*Stated task:* Report, word for word, every line of the material that contains "Explorer".

*Input rows:*
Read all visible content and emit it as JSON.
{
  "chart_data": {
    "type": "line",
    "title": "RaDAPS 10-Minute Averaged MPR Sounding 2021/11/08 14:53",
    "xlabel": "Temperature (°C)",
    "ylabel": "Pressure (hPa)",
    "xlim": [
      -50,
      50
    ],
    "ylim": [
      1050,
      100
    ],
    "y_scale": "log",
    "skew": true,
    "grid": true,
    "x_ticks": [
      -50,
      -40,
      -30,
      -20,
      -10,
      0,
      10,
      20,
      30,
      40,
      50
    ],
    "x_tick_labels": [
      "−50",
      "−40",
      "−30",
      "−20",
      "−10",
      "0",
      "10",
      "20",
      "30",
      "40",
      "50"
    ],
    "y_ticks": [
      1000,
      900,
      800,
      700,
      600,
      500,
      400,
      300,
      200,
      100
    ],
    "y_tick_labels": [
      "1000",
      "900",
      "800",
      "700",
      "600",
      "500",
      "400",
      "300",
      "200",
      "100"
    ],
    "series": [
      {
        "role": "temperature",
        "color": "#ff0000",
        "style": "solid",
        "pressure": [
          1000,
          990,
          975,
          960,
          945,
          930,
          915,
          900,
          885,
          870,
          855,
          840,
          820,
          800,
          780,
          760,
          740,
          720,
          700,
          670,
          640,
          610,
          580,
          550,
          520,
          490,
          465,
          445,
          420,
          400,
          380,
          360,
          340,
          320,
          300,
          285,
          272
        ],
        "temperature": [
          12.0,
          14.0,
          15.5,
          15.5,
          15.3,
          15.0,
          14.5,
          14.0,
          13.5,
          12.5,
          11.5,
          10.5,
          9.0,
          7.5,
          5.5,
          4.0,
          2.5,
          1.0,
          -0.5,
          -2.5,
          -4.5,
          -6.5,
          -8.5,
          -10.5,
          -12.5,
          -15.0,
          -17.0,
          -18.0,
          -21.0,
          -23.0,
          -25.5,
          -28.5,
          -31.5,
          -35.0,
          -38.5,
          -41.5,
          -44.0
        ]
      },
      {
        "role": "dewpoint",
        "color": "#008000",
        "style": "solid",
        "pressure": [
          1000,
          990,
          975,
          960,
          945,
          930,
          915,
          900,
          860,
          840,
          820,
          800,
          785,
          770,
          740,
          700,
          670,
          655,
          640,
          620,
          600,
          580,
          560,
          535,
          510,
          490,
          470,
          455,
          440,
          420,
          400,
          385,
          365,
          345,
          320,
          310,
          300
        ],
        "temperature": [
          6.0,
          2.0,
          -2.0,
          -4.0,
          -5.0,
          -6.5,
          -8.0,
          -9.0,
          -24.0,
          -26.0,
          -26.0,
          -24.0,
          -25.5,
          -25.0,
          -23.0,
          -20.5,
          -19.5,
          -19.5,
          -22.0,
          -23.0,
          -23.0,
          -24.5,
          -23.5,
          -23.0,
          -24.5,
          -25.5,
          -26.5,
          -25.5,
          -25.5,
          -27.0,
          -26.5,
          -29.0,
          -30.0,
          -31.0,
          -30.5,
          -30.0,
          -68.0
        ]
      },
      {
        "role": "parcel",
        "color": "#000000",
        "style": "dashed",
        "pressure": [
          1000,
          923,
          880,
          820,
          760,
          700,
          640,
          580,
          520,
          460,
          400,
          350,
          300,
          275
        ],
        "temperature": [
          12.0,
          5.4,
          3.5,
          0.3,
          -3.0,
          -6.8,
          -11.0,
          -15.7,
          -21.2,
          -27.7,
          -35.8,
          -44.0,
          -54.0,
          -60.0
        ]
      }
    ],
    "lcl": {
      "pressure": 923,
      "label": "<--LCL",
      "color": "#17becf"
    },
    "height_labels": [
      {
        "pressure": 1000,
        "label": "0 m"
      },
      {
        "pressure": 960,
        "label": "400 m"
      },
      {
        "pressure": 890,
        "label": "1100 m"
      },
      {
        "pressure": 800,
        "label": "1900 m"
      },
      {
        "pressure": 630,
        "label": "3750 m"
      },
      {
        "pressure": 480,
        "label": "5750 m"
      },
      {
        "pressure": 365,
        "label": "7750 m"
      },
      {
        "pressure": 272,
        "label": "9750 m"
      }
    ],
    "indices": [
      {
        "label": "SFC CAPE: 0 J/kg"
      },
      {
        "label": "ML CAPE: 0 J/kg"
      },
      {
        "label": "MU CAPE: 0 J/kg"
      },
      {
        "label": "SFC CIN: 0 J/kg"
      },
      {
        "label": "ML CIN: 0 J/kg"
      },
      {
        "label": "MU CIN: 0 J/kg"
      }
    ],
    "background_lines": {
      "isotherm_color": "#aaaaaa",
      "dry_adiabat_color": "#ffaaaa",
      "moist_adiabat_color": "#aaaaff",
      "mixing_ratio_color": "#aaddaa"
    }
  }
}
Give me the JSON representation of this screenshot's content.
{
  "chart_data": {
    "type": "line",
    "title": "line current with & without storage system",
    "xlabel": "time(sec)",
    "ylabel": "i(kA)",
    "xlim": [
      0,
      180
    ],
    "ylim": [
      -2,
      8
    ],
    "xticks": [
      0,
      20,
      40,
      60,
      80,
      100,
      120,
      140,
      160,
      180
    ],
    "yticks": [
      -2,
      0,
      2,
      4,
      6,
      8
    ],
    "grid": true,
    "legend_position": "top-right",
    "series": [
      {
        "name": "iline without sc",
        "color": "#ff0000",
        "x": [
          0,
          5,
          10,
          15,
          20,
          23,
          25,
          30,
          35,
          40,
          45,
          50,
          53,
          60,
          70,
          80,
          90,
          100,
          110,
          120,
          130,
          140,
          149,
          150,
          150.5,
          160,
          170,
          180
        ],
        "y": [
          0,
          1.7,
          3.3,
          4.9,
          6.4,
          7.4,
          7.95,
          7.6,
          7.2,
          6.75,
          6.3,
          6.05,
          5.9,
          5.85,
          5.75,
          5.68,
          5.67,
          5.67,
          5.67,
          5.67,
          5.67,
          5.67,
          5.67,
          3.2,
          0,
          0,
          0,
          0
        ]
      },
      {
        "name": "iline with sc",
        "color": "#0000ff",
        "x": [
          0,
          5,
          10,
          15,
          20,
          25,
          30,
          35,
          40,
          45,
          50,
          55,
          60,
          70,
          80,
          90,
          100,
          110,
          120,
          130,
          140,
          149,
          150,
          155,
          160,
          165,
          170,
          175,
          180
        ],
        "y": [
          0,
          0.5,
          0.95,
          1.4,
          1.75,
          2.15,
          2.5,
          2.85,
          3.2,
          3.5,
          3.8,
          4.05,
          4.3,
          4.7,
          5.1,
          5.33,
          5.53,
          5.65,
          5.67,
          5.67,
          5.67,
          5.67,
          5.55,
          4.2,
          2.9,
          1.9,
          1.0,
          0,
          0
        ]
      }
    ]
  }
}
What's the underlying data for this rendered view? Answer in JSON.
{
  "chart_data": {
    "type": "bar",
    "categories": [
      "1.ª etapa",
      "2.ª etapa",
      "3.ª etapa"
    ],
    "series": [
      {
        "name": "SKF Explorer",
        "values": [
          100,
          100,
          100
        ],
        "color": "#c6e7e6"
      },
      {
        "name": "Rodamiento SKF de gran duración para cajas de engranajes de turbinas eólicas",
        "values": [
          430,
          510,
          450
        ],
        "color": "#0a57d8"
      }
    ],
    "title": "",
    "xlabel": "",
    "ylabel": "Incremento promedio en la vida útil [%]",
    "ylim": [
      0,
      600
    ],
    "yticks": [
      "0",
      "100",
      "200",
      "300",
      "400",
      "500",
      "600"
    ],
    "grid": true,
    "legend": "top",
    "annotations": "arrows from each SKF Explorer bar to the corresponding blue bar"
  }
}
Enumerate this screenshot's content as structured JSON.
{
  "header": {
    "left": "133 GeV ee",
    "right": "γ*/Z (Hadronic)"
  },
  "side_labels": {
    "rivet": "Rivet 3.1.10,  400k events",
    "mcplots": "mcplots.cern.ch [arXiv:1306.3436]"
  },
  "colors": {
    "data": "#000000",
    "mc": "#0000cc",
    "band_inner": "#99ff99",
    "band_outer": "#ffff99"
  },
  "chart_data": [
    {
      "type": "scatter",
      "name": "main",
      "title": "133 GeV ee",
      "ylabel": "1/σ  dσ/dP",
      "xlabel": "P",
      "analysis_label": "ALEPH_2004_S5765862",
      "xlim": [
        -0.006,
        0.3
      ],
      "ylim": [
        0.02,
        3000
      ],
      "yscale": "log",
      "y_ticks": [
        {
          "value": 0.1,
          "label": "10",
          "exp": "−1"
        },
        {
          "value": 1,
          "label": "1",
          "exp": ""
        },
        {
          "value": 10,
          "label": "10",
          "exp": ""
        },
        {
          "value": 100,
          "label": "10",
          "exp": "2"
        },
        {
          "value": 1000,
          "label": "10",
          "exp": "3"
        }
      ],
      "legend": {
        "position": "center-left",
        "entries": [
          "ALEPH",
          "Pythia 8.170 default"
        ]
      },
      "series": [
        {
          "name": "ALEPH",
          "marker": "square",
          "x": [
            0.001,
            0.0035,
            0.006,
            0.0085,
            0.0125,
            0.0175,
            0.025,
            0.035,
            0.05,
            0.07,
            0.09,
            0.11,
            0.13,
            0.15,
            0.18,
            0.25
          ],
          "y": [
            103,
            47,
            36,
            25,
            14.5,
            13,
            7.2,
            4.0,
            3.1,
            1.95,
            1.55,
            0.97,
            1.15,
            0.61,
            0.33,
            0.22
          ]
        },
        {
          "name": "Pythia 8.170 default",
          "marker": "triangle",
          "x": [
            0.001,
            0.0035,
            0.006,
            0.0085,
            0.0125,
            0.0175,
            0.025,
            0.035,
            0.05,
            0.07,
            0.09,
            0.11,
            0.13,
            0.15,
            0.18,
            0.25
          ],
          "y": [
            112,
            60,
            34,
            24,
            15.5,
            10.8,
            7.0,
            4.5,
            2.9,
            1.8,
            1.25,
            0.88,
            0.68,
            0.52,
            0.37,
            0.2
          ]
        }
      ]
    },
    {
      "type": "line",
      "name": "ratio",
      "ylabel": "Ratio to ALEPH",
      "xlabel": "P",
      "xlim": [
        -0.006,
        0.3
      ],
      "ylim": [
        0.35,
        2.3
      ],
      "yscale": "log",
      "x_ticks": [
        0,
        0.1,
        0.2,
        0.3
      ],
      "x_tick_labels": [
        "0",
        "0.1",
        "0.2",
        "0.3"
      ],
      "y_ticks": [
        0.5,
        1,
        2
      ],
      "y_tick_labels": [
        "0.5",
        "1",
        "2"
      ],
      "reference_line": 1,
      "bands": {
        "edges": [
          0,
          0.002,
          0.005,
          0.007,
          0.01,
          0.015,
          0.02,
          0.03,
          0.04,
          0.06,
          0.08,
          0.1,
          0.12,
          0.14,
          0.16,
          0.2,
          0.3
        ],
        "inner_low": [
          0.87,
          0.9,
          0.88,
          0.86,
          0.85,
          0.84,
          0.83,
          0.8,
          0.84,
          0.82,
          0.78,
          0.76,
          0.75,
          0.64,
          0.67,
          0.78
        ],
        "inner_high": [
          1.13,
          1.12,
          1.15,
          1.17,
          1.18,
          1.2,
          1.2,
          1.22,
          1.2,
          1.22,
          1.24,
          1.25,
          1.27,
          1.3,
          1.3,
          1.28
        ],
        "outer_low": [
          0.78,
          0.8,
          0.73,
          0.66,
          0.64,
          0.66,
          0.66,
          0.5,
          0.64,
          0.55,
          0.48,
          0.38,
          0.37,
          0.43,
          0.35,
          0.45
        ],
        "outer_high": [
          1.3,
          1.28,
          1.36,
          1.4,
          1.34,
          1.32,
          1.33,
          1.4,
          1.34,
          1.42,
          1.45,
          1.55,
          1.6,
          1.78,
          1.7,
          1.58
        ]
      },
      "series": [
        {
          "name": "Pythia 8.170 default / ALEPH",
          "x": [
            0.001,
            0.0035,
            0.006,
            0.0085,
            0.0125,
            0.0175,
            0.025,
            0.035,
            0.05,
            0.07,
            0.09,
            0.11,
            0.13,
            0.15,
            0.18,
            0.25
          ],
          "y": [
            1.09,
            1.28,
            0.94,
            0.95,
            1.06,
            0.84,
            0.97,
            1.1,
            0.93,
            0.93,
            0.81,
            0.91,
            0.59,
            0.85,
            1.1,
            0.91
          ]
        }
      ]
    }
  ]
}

*The answer:*
        "name": "SKF Explorer",
    "annotations": "arrows from each SKF Explorer bar to the corresponding blue bar"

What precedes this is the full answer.